DATA FOR THIS TASK:

* Start *

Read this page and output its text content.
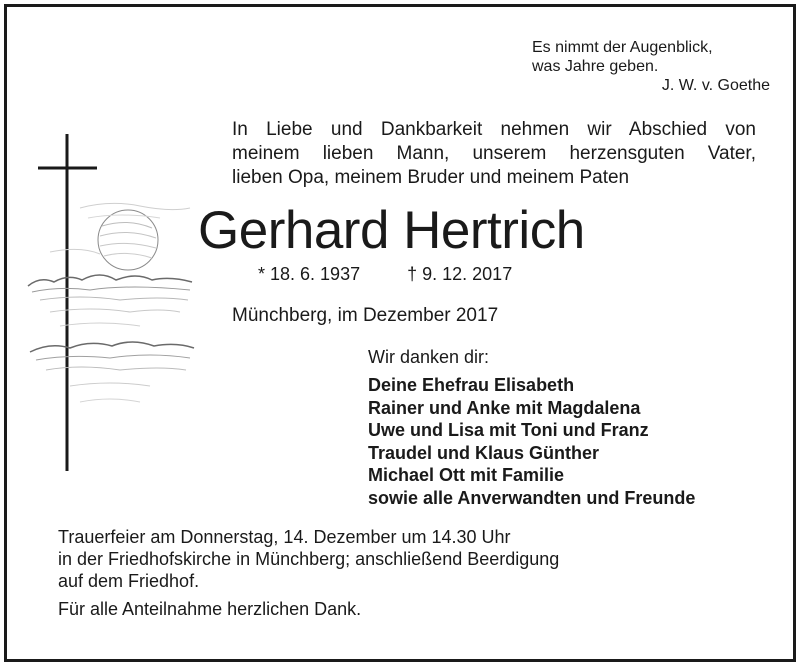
Es nimmt der Augenblick,
was Jahre geben.
J. W. v. Goethe
In Liebe und Dankbarkeit nehmen wir Abschied von
meinem lieben Mann, unserem herzensguten Vater,
lieben Opa, meinem Bruder und meinem Paten
Gerhard Hertrich
* 18. 6. 1937	† 9. 12. 2017
Münchberg, im Dezember 2017
Wir danken dir:
Deine Ehefrau Elisabeth
Rainer und Anke mit Magdalena
Uwe und Lisa mit Toni und Franz
Traudel und Klaus Günther
Michael Ott mit Familie
sowie alle Anverwandten und Freunde
Trauerfeier am Donnerstag, 14. Dezember um 14.30 Uhr
in der Friedhofskirche in Münchberg; anschließend Beerdigung
auf dem Friedhof.
Für alle Anteilnahme herzlichen Dank.
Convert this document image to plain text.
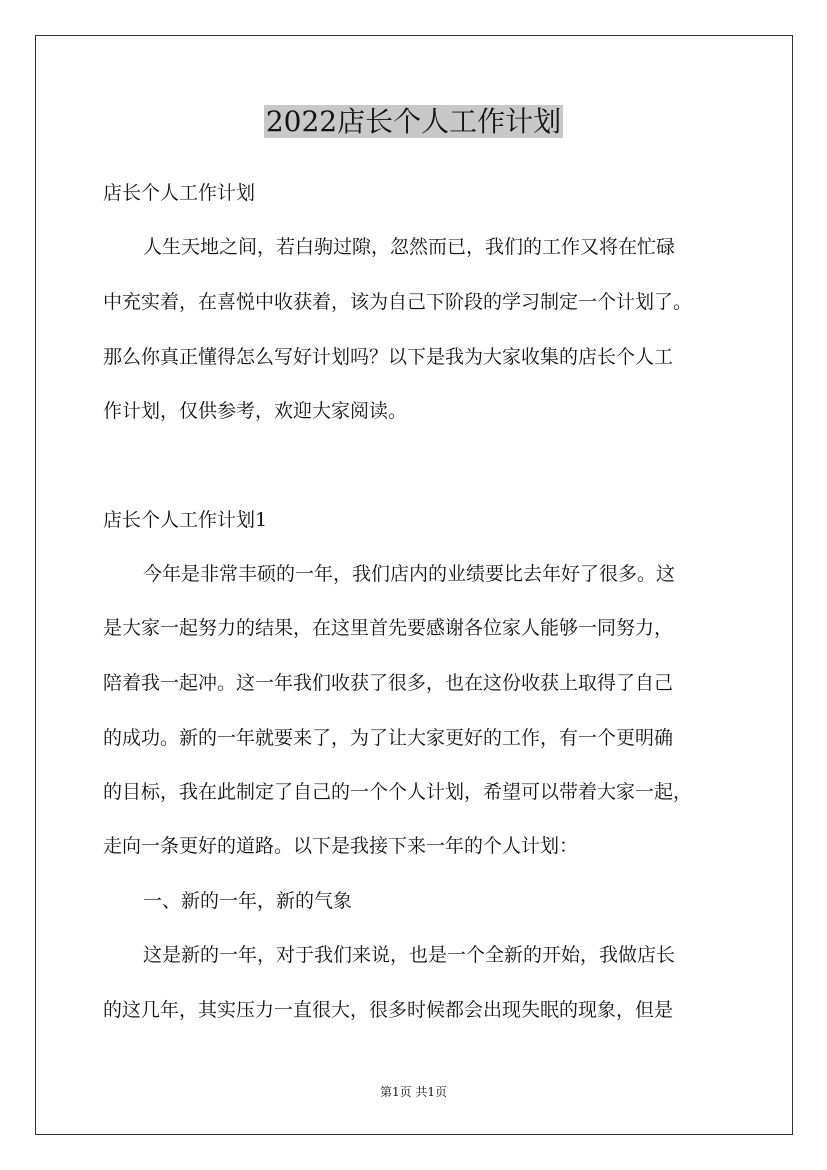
2022店长个人工作计划
店长个人工作计划
人生天地之间，若白驹过隙，忽然而已，我们的工作又将在忙碌
中充实着，在喜悦中收获着，该为自己下阶段的学习制定一个计划了。
那么你真正懂得怎么写好计划吗？以下是我为大家收集的店长个人工
作计划，仅供参考，欢迎大家阅读。
店长个人工作计划1
今年是非常丰硕的一年，我们店内的业绩要比去年好了很多。这
是大家一起努力的结果，在这里首先要感谢各位家人能够一同努力，
陪着我一起冲。这一年我们收获了很多，也在这份收获上取得了自己
的成功。新的一年就要来了，为了让大家更好的工作，有一个更明确
的目标，我在此制定了自己的一个个人计划，希望可以带着大家一起，
走向一条更好的道路。以下是我接下来一年的个人计划：
一、新的一年，新的气象
这是新的一年，对于我们来说，也是一个全新的开始，我做店长
的这几年，其实压力一直很大，很多时候都会出现失眠的现象，但是
第1页 共1页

* End *

THE TASK: Reproduce the material word for word, minus the images.

TASK ANSWER:
Read this page and output its text content.
Es nimmt der Augenblick,
was Jahre geben.
J. W. v. Goethe
In Liebe und Dankbarkeit nehmen wir Abschied von
meinem lieben Mann, unserem herzensguten Vater,
lieben Opa, meinem Bruder und meinem Paten
Gerhard Hertrich
* 18. 6. 1937	† 9. 12. 2017
Münchberg, im Dezember 2017
Wir danken dir:
Deine Ehefrau Elisabeth
Rainer und Anke mit Magdalena
Uwe und Lisa mit Toni und Franz
Traudel und Klaus Günther
Michael Ott mit Familie
sowie alle Anverwandten und Freunde
Trauerfeier am Donnerstag, 14. Dezember um 14.30 Uhr
in der Friedhofskirche in Münchberg; anschließend Beerdigung
auf dem Friedhof.
Für alle Anteilnahme herzlichen Dank.
Convert this document image to plain text.
2022店长个人工作计划
店长个人工作计划
人生天地之间，若白驹过隙，忽然而已，我们的工作又将在忙碌
中充实着，在喜悦中收获着，该为自己下阶段的学习制定一个计划了。
那么你真正懂得怎么写好计划吗？以下是我为大家收集的店长个人工
作计划，仅供参考，欢迎大家阅读。
店长个人工作计划1
今年是非常丰硕的一年，我们店内的业绩要比去年好了很多。这
是大家一起努力的结果，在这里首先要感谢各位家人能够一同努力，
陪着我一起冲。这一年我们收获了很多，也在这份收获上取得了自己
的成功。新的一年就要来了，为了让大家更好的工作，有一个更明确
的目标，我在此制定了自己的一个个人计划，希望可以带着大家一起，
走向一条更好的道路。以下是我接下来一年的个人计划：
一、新的一年，新的气象
这是新的一年，对于我们来说，也是一个全新的开始，我做店长
的这几年，其实压力一直很大，很多时候都会出现失眠的现象，但是
第1页 共1页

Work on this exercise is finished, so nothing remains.